------ Texto de lectura

La propuesta política interna tiene como eje la crítica a los caciques de los partidos y a una vida congresional lastrada por la falsificación de la voluntad ciudadana. Habida cuenta de que el movimiento que encabeza no concurrió deliberadamente a la formación de la Asamblea, el proyecto explícito del presidente es anular en los hechos a ese órgano deliberante y devolver su plena soberanía al pueblo ecuatoriano mediante la convocatoria a un Congreso constituyente, decidido en el plebiscito que habrá de celebrarse el próximo 18 de marzo.

Para quienes en México escuece todavía la decisión adoptada por la Convención Nacional Democrática el pasado 20 de noviembre de poner en marcha, también mediante plebiscito, un proceso constituyente, cabe anotar que la Constitución vigente del Ecuador data apenas de 1991, pero que el movimiento triunfante estima indispensable un ordenamiento mucho más avanzado. Sería el caso de implantar una democracia participativa, correspondiente al carácter multiétnico y pluricultural del país y establecer los fundamentos de un estado social de derecho, de un nuevo proyecto de desarrollo y de una supranacionalidad regional.

La definición es clara sobre este punto: se trata de edificar una comunidad sudamericana y se propone que su sede sea la ciudad de Quito. Aunque en alguna mención improvisada el presidente se refirió a toda la América Latina, "desde el río Bravo hasta la Patagonia" en los pasajes específicos México, Centroamérica y el Caribe quedaron excluidos. De toda evidencia, se ha consolidado una visión integracionista en la que todos estamos presentes en las formulaciones abstractas y los referentes simbólicos, pero no existimos cuando se proponen programas concretos. Se nos mira como una nación fundamental que lamentablemente ya decidió, para todos efectos, su adhesión al hemisferio norte.

Semejante visión es compartida en distintos ámbitos del espectro político y es más radical entre los jóvenes. Ya no se discute siquiera, por razones prácticas; como si fuéramos un pariente prestigioso, pero hace tiempo muerto y enterrado. Difícil hacer entender que las decisiones que nos uncieron a Estados Unidos son parte de ese ciclo neoliberal que ellos dan por terminado. Que, a pesar de todo, nuestro país no es históricamente la correa de transmisión hacia el sur sino el muro de contención y la plataforma demográfica y cultural hacia el norte. Sobre todo, que el movimiento progresista mexicano brega porque reasumamos nuestros deberes como miembros de la comunidad latinoamericana de naciones.

------------
------ Datos

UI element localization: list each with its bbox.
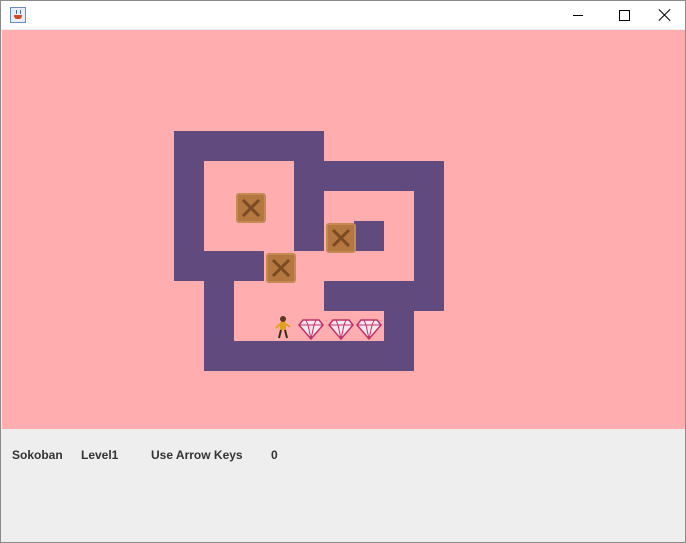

------------

• Tareas y ejercicios:
1 - ¿Puedes transcribir del texto sobre Ecuador el fragmento que abre con las palabras que contienen "La definición es" y cierra con "al hemisferio norte."?
2 - ¿Qué fechas y años aparecen en el texto sobre Ecuador?
3 - ¿Cómo se traduce al inglés esta oración del texto sobre Ecuador: "Semejante visión es compartida en distintos ámbitos del espectro político y es más radical entre los jóvenes."?

• Respuestas esperadas:
1 -
La definición es clara sobre este punto: se trata de edificar una comunidad sudamericana y se propone que su sede sea la ciudad de Quito. Aunque en alguna mención improvisada el presidente se refirió a toda la América Latina, "desde el río Bravo hasta la Patagonia" en los pasajes específicos México, Centroamérica y el Caribe quedaron excluidos. De toda evidencia, se ha consolidado una visión integracionista en la que todos estamos presentes en las formulaciones abstractas y los referentes simbólicos, pero no existimos cuando se proponen programas concretos. Se nos mira como una nación fundamental que lamentablemente ya decidió, para todos efectos, su adhesión al hemisferio norte.

2 - 18 de marzo; 20 de noviembre; 1991

3 - Such a view is shared across different areas of the political spectrum and is more radical among young people.